PROBLEM REQUIREMENTS ▸
Output the material below unchanged, apart from leaving out the pictures.

DATA TO PROCESS ▸
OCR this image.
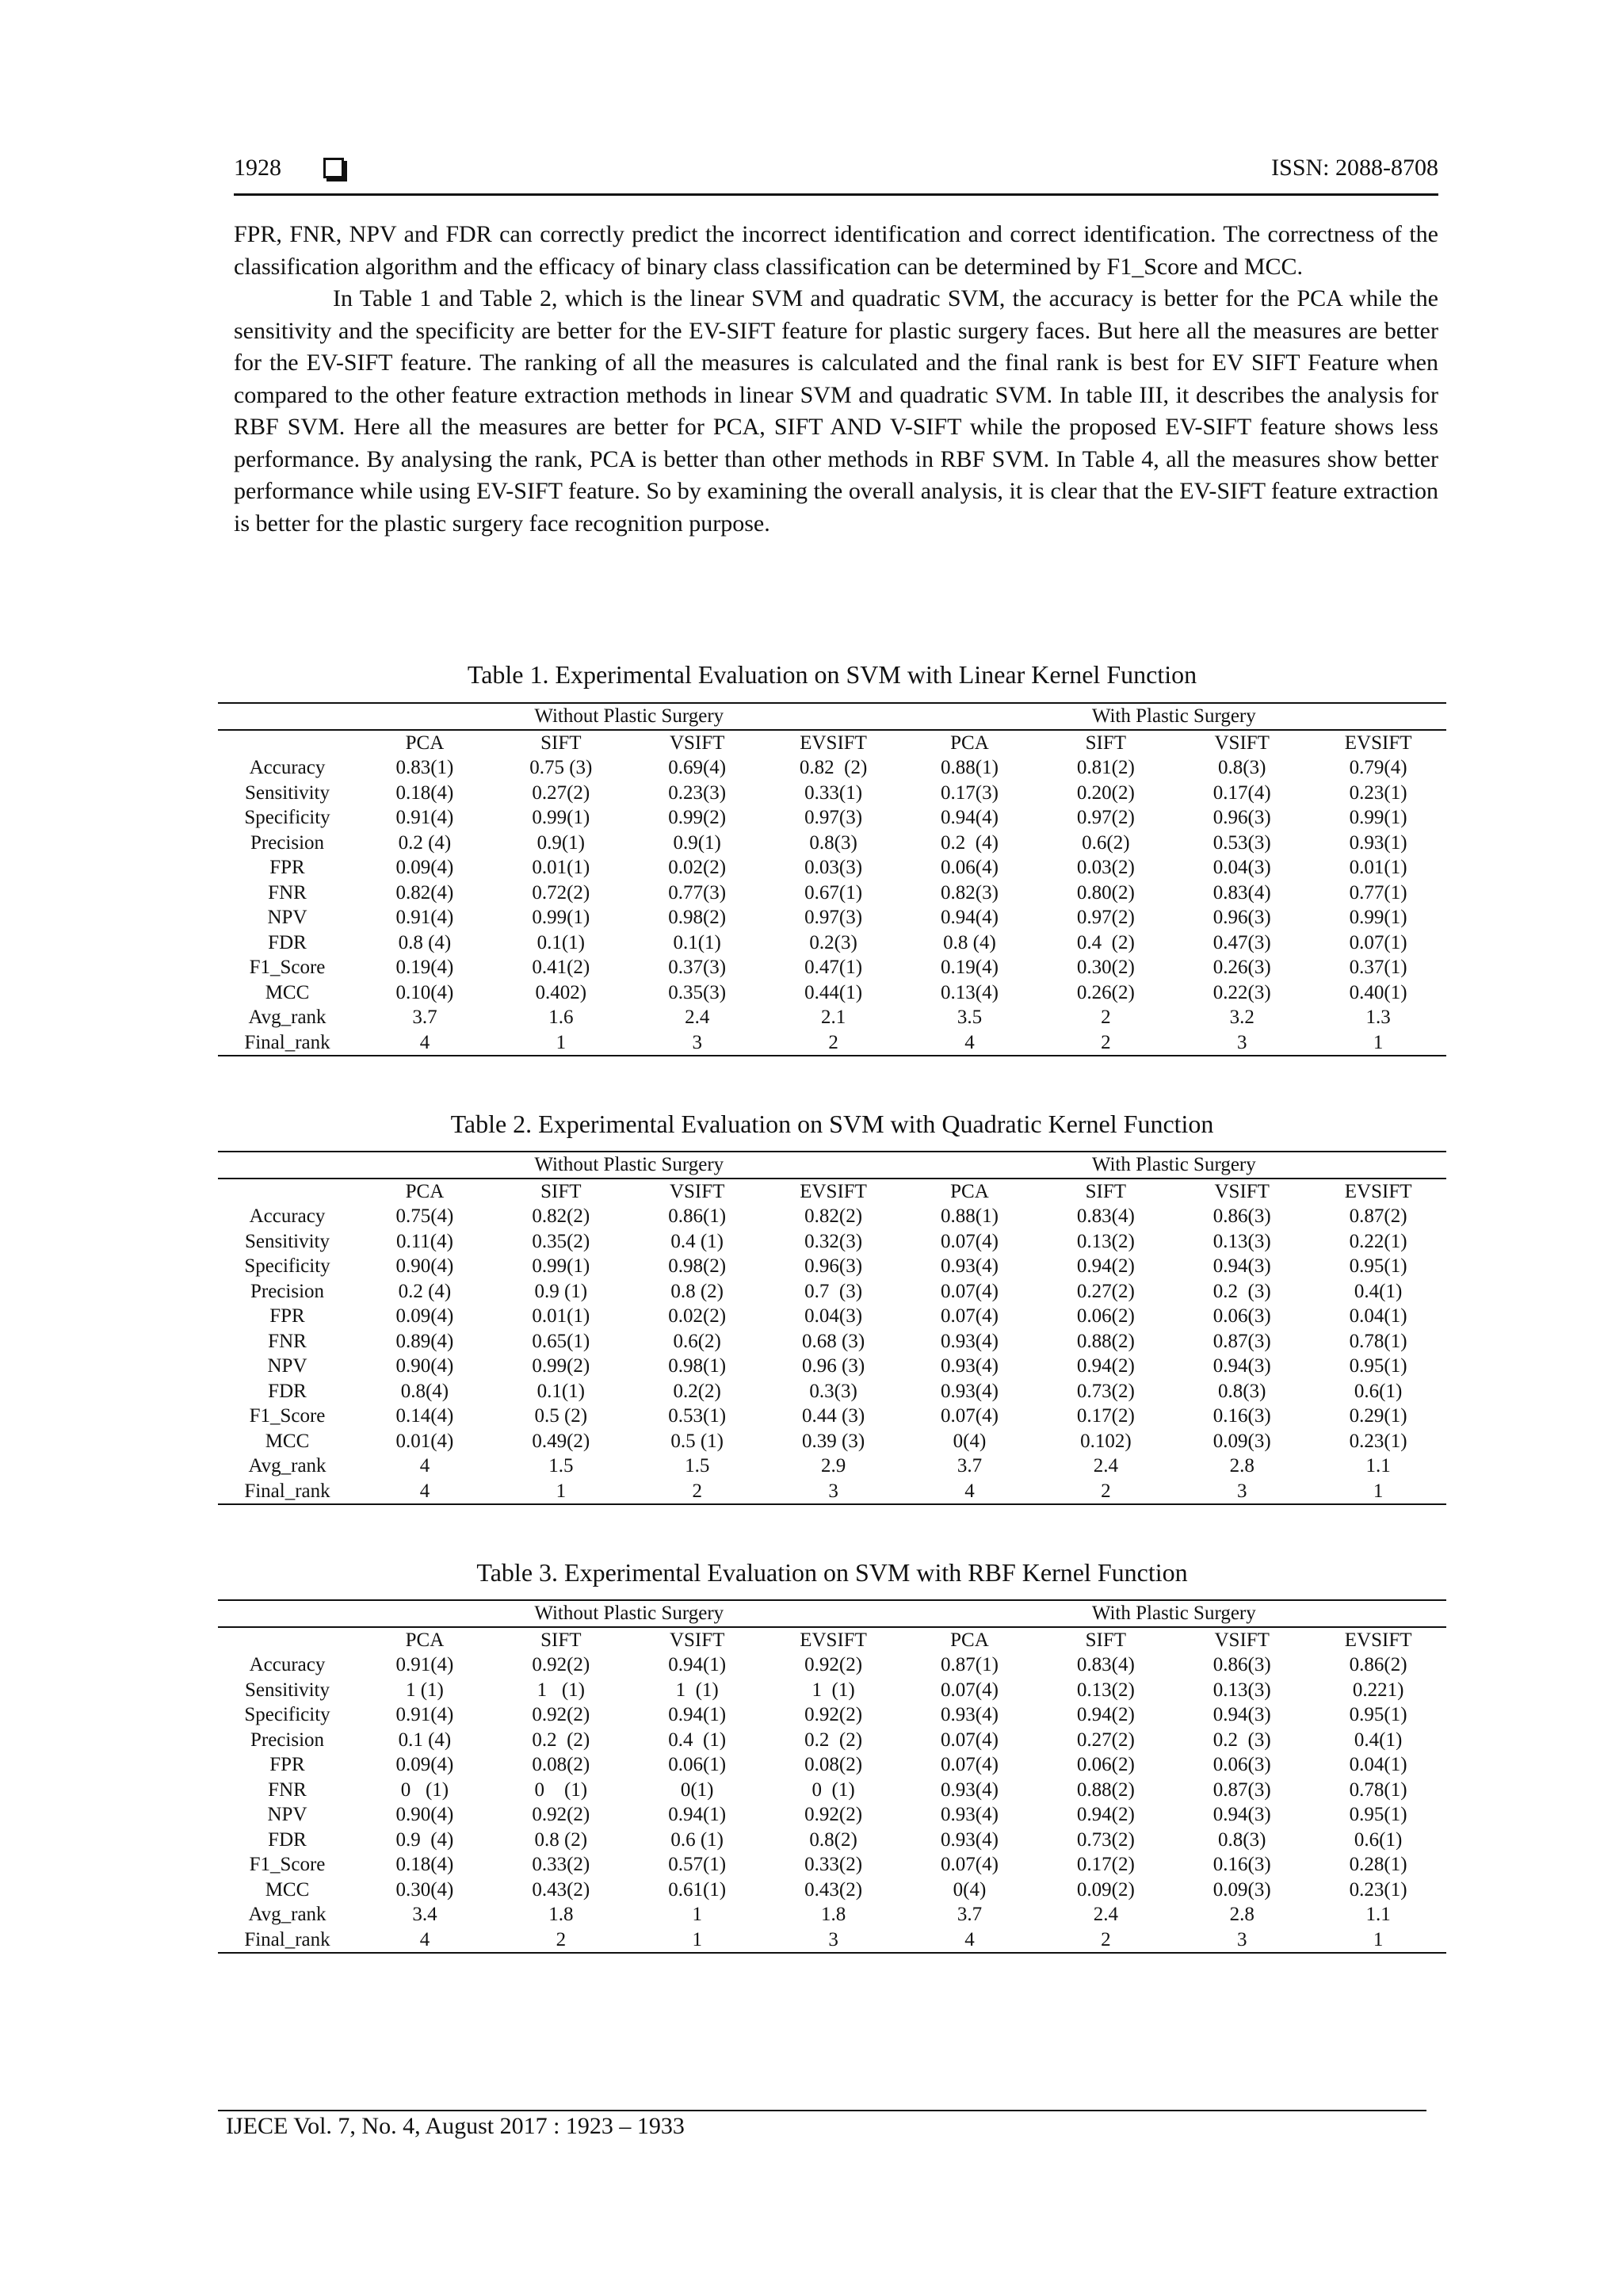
1928	ISSN: 2088-8708

FPR, FNR, NPV and FDR can correctly predict the incorrect identification and correct identification. The correctness of the classification algorithm and the efficacy of binary class classification can be determined by F1_Score and MCC.

In Table 1 and Table 2, which is the linear SVM and quadratic SVM, the accuracy is better for the PCA while the sensitivity and the specificity are better for the EV-SIFT feature for plastic surgery faces. But here all the measures are better for the EV-SIFT feature. The ranking of all the measures is calculated and the final rank is best for EV SIFT Feature when compared to the other feature extraction methods in linear SVM and quadratic SVM. In table III, it describes the analysis for RBF SVM. Here all the measures are better for PCA, SIFT AND V-SIFT while the proposed EV-SIFT feature shows less performance. By analysing the rank, PCA is better than other methods in RBF SVM. In Table 4, all the measures show better performance while using EV-SIFT feature. So by examining the overall analysis, it is clear that the EV-SIFT feature extraction is better for the plastic surgery face recognition purpose.

Table 1. Experimental Evaluation on SVM with Linear Kernel Function
	Without Plastic Surgery				With Plastic Surgery			
	PCA	SIFT	VSIFT	EVSIFT	PCA	SIFT	VSIFT	EVSIFT
Accuracy	0.83(1)	0.75 (3)	0.69(4)	0.82  (2)	0.88(1)	0.81(2)	0.8(3)	0.79(4)
Sensitivity	0.18(4)	0.27(2)	0.23(3)	0.33(1)	0.17(3)	0.20(2)	0.17(4)	0.23(1)
Specificity	0.91(4)	0.99(1)	0.99(2)	0.97(3)	0.94(4)	0.97(2)	0.96(3)	0.99(1)
Precision	0.2 (4)	0.9(1)	0.9(1)	0.8(3)	0.2  (4)	0.6(2)	0.53(3)	0.93(1)
FPR	0.09(4)	0.01(1)	0.02(2)	0.03(3)	0.06(4)	0.03(2)	0.04(3)	0.01(1)
FNR	0.82(4)	0.72(2)	0.77(3)	0.67(1)	0.82(3)	0.80(2)	0.83(4)	0.77(1)
NPV	0.91(4)	0.99(1)	0.98(2)	0.97(3)	0.94(4)	0.97(2)	0.96(3)	0.99(1)
FDR	0.8 (4)	0.1(1)	0.1(1)	0.2(3)	0.8 (4)	0.4  (2)	0.47(3)	0.07(1)
F1_Score	0.19(4)	0.41(2)	0.37(3)	0.47(1)	0.19(4)	0.30(2)	0.26(3)	0.37(1)
MCC	0.10(4)	0.402)	0.35(3)	0.44(1)	0.13(4)	0.26(2)	0.22(3)	0.40(1)
Avg_rank	3.7	1.6	2.4	2.1	3.5	2	3.2	1.3
Final_rank	4	1	3	2	4	2	3	1
Table 2. Experimental Evaluation on SVM with Quadratic Kernel Function
	Without Plastic Surgery				With Plastic Surgery			
	PCA	SIFT	VSIFT	EVSIFT	PCA	SIFT	VSIFT	EVSIFT
Accuracy	0.75(4)	0.82(2)	0.86(1)	0.82(2)	0.88(1)	0.83(4)	0.86(3)	0.87(2)
Sensitivity	0.11(4)	0.35(2)	0.4 (1)	0.32(3)	0.07(4)	0.13(2)	0.13(3)	0.22(1)
Specificity	0.90(4)	0.99(1)	0.98(2)	0.96(3)	0.93(4)	0.94(2)	0.94(3)	0.95(1)
Precision	0.2 (4)	0.9 (1)	0.8 (2)	0.7  (3)	0.07(4)	0.27(2)	0.2  (3)	0.4(1)
FPR	0.09(4)	0.01(1)	0.02(2)	0.04(3)	0.07(4)	0.06(2)	0.06(3)	0.04(1)
FNR	0.89(4)	0.65(1)	0.6(2)	0.68 (3)	0.93(4)	0.88(2)	0.87(3)	0.78(1)
NPV	0.90(4)	0.99(2)	0.98(1)	0.96 (3)	0.93(4)	0.94(2)	0.94(3)	0.95(1)
FDR	0.8(4)	0.1(1)	0.2(2)	0.3(3)	0.93(4)	0.73(2)	0.8(3)	0.6(1)
F1_Score	0.14(4)	0.5 (2)	0.53(1)	0.44 (3)	0.07(4)	0.17(2)	0.16(3)	0.29(1)
MCC	0.01(4)	0.49(2)	0.5 (1)	0.39 (3)	0(4)	0.102)	0.09(3)	0.23(1)
Avg_rank	4	1.5	1.5	2.9	3.7	2.4	2.8	1.1
Final_rank	4	1	2	3	4	2	3	1
Table 3. Experimental Evaluation on SVM with RBF Kernel Function
	Without Plastic Surgery				With Plastic Surgery			
	PCA	SIFT	VSIFT	EVSIFT	PCA	SIFT	VSIFT	EVSIFT
Accuracy	0.91(4)	0.92(2)	0.94(1)	0.92(2)	0.87(1)	0.83(4)	0.86(3)	0.86(2)
Sensitivity	1 (1)	1   (1)	1  (1)	1  (1)	0.07(4)	0.13(2)	0.13(3)	0.221)
Specificity	0.91(4)	0.92(2)	0.94(1)	0.92(2)	0.93(4)	0.94(2)	0.94(3)	0.95(1)
Precision	0.1 (4)	0.2  (2)	0.4  (1)	0.2  (2)	0.07(4)	0.27(2)	0.2  (3)	0.4(1)
FPR	0.09(4)	0.08(2)	0.06(1)	0.08(2)	0.07(4)	0.06(2)	0.06(3)	0.04(1)
FNR	0   (1)	0    (1)	0(1)	0  (1)	0.93(4)	0.88(2)	0.87(3)	0.78(1)
NPV	0.90(4)	0.92(2)	0.94(1)	0.92(2)	0.93(4)	0.94(2)	0.94(3)	0.95(1)
FDR	0.9  (4)	0.8 (2)	0.6 (1)	0.8(2)	0.93(4)	0.73(2)	0.8(3)	0.6(1)
F1_Score	0.18(4)	0.33(2)	0.57(1)	0.33(2)	0.07(4)	0.17(2)	0.16(3)	0.28(1)
MCC	0.30(4)	0.43(2)	0.61(1)	0.43(2)	0(4)	0.09(2)	0.09(3)	0.23(1)
Avg_rank	3.4	1.8	1	1.8	3.7	2.4	2.8	1.1
Final_rank	4	2	1	3	4	2	3	1
IJECE Vol. 7, No. 4, August 2017 : 1923 – 1933
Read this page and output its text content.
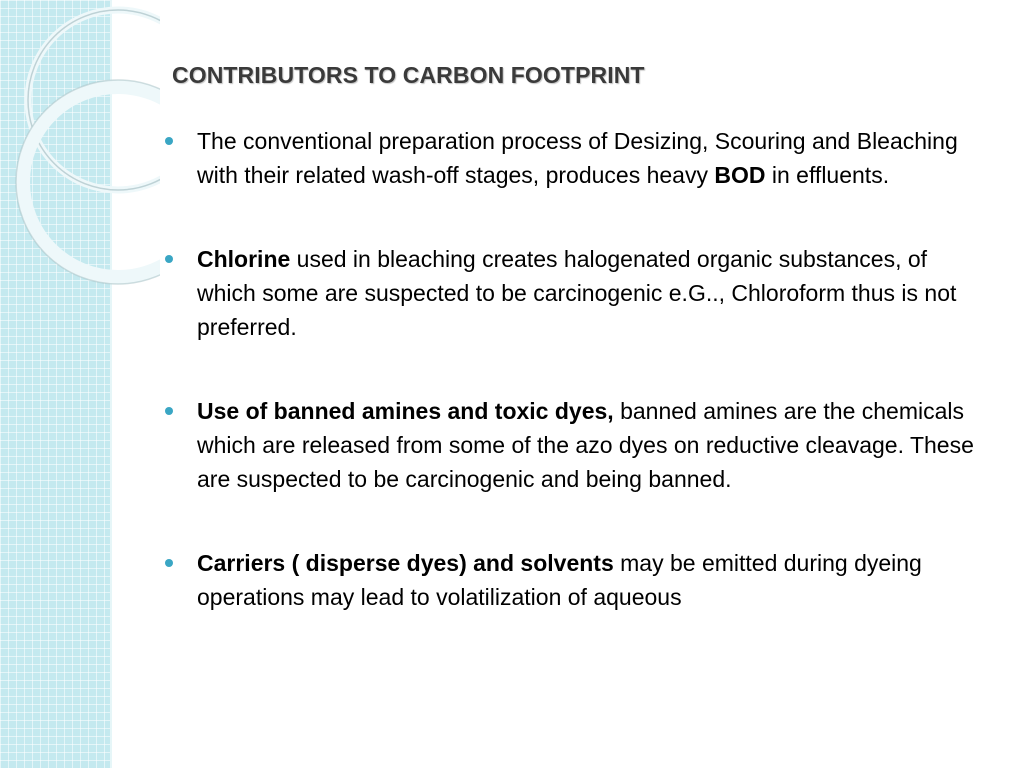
CONTRIBUTORS TO CARBON FOOTPRINT
The conventional preparation process of Desizing, Scouring and Bleaching with their related wash-off stages, produces heavy BOD in effluents.
Chlorine used in bleaching creates halogenated organic substances, of which some are suspected to be carcinogenic e.G.., Chloroform thus is not preferred.
Use of banned amines and toxic dyes, banned amines are the chemicals which are released from some of the azo dyes on reductive cleavage. These are suspected to be carcinogenic and being banned.
Carriers ( disperse dyes) and solvents may be emitted during dyeing operations may lead to volatilization of aqueous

FINAL ANSWER ▸
OCR this image.
1928	ISSN: 2088-8708

FPR, FNR, NPV and FDR can correctly predict the incorrect identification and correct identification. The correctness of the classification algorithm and the efficacy of binary class classification can be determined by F1_Score and MCC.

In Table 1 and Table 2, which is the linear SVM and quadratic SVM, the accuracy is better for the PCA while the sensitivity and the specificity are better for the EV-SIFT feature for plastic surgery faces. But here all the measures are better for the EV-SIFT feature. The ranking of all the measures is calculated and the final rank is best for EV SIFT Feature when compared to the other feature extraction methods in linear SVM and quadratic SVM. In table III, it describes the analysis for RBF SVM. Here all the measures are better for PCA, SIFT AND V-SIFT while the proposed EV-SIFT feature shows less performance. By analysing the rank, PCA is better than other methods in RBF SVM. In Table 4, all the measures show better performance while using EV-SIFT feature. So by examining the overall analysis, it is clear that the EV-SIFT feature extraction is better for the plastic surgery face recognition purpose.

Table 1. Experimental Evaluation on SVM with Linear Kernel Function
	Without Plastic Surgery				With Plastic Surgery			
	PCA	SIFT	VSIFT	EVSIFT	PCA	SIFT	VSIFT	EVSIFT
Accuracy	0.83(1)	0.75 (3)	0.69(4)	0.82  (2)	0.88(1)	0.81(2)	0.8(3)	0.79(4)
Sensitivity	0.18(4)	0.27(2)	0.23(3)	0.33(1)	0.17(3)	0.20(2)	0.17(4)	0.23(1)
Specificity	0.91(4)	0.99(1)	0.99(2)	0.97(3)	0.94(4)	0.97(2)	0.96(3)	0.99(1)
Precision	0.2 (4)	0.9(1)	0.9(1)	0.8(3)	0.2  (4)	0.6(2)	0.53(3)	0.93(1)
FPR	0.09(4)	0.01(1)	0.02(2)	0.03(3)	0.06(4)	0.03(2)	0.04(3)	0.01(1)
FNR	0.82(4)	0.72(2)	0.77(3)	0.67(1)	0.82(3)	0.80(2)	0.83(4)	0.77(1)
NPV	0.91(4)	0.99(1)	0.98(2)	0.97(3)	0.94(4)	0.97(2)	0.96(3)	0.99(1)
FDR	0.8 (4)	0.1(1)	0.1(1)	0.2(3)	0.8 (4)	0.4  (2)	0.47(3)	0.07(1)
F1_Score	0.19(4)	0.41(2)	0.37(3)	0.47(1)	0.19(4)	0.30(2)	0.26(3)	0.37(1)
MCC	0.10(4)	0.402)	0.35(3)	0.44(1)	0.13(4)	0.26(2)	0.22(3)	0.40(1)
Avg_rank	3.7	1.6	2.4	2.1	3.5	2	3.2	1.3
Final_rank	4	1	3	2	4	2	3	1
Table 2. Experimental Evaluation on SVM with Quadratic Kernel Function
	Without Plastic Surgery				With Plastic Surgery			
	PCA	SIFT	VSIFT	EVSIFT	PCA	SIFT	VSIFT	EVSIFT
Accuracy	0.75(4)	0.82(2)	0.86(1)	0.82(2)	0.88(1)	0.83(4)	0.86(3)	0.87(2)
Sensitivity	0.11(4)	0.35(2)	0.4 (1)	0.32(3)	0.07(4)	0.13(2)	0.13(3)	0.22(1)
Specificity	0.90(4)	0.99(1)	0.98(2)	0.96(3)	0.93(4)	0.94(2)	0.94(3)	0.95(1)
Precision	0.2 (4)	0.9 (1)	0.8 (2)	0.7  (3)	0.07(4)	0.27(2)	0.2  (3)	0.4(1)
FPR	0.09(4)	0.01(1)	0.02(2)	0.04(3)	0.07(4)	0.06(2)	0.06(3)	0.04(1)
FNR	0.89(4)	0.65(1)	0.6(2)	0.68 (3)	0.93(4)	0.88(2)	0.87(3)	0.78(1)
NPV	0.90(4)	0.99(2)	0.98(1)	0.96 (3)	0.93(4)	0.94(2)	0.94(3)	0.95(1)
FDR	0.8(4)	0.1(1)	0.2(2)	0.3(3)	0.93(4)	0.73(2)	0.8(3)	0.6(1)
F1_Score	0.14(4)	0.5 (2)	0.53(1)	0.44 (3)	0.07(4)	0.17(2)	0.16(3)	0.29(1)
MCC	0.01(4)	0.49(2)	0.5 (1)	0.39 (3)	0(4)	0.102)	0.09(3)	0.23(1)
Avg_rank	4	1.5	1.5	2.9	3.7	2.4	2.8	1.1
Final_rank	4	1	2	3	4	2	3	1
Table 3. Experimental Evaluation on SVM with RBF Kernel Function
	Without Plastic Surgery				With Plastic Surgery			
	PCA	SIFT	VSIFT	EVSIFT	PCA	SIFT	VSIFT	EVSIFT
Accuracy	0.91(4)	0.92(2)	0.94(1)	0.92(2)	0.87(1)	0.83(4)	0.86(3)	0.86(2)
Sensitivity	1 (1)	1   (1)	1  (1)	1  (1)	0.07(4)	0.13(2)	0.13(3)	0.221)
Specificity	0.91(4)	0.92(2)	0.94(1)	0.92(2)	0.93(4)	0.94(2)	0.94(3)	0.95(1)
Precision	0.1 (4)	0.2  (2)	0.4  (1)	0.2  (2)	0.07(4)	0.27(2)	0.2  (3)	0.4(1)
FPR	0.09(4)	0.08(2)	0.06(1)	0.08(2)	0.07(4)	0.06(2)	0.06(3)	0.04(1)
FNR	0   (1)	0    (1)	0(1)	0  (1)	0.93(4)	0.88(2)	0.87(3)	0.78(1)
NPV	0.90(4)	0.92(2)	0.94(1)	0.92(2)	0.93(4)	0.94(2)	0.94(3)	0.95(1)
FDR	0.9  (4)	0.8 (2)	0.6 (1)	0.8(2)	0.93(4)	0.73(2)	0.8(3)	0.6(1)
F1_Score	0.18(4)	0.33(2)	0.57(1)	0.33(2)	0.07(4)	0.17(2)	0.16(3)	0.28(1)
MCC	0.30(4)	0.43(2)	0.61(1)	0.43(2)	0(4)	0.09(2)	0.09(3)	0.23(1)
Avg_rank	3.4	1.8	1	1.8	3.7	2.4	2.8	1.1
Final_rank	4	2	1	3	4	2	3	1
IJECE Vol. 7, No. 4, August 2017 : 1923 – 1933
Read this page and output its text content.
CONTRIBUTORS TO CARBON FOOTPRINT
The conventional preparation process of Desizing, Scouring and Bleaching with their related wash-off stages, produces heavy BOD in effluents.
Chlorine used in bleaching creates halogenated organic substances, of which some are suspected to be carcinogenic e.G.., Chloroform thus is not preferred.
Use of banned amines and toxic dyes, banned amines are the chemicals which are released from some of the azo dyes on reductive cleavage. These are suspected to be carcinogenic and being banned.
Carriers ( disperse dyes) and solvents may be emitted during dyeing operations may lead to volatilization of aqueous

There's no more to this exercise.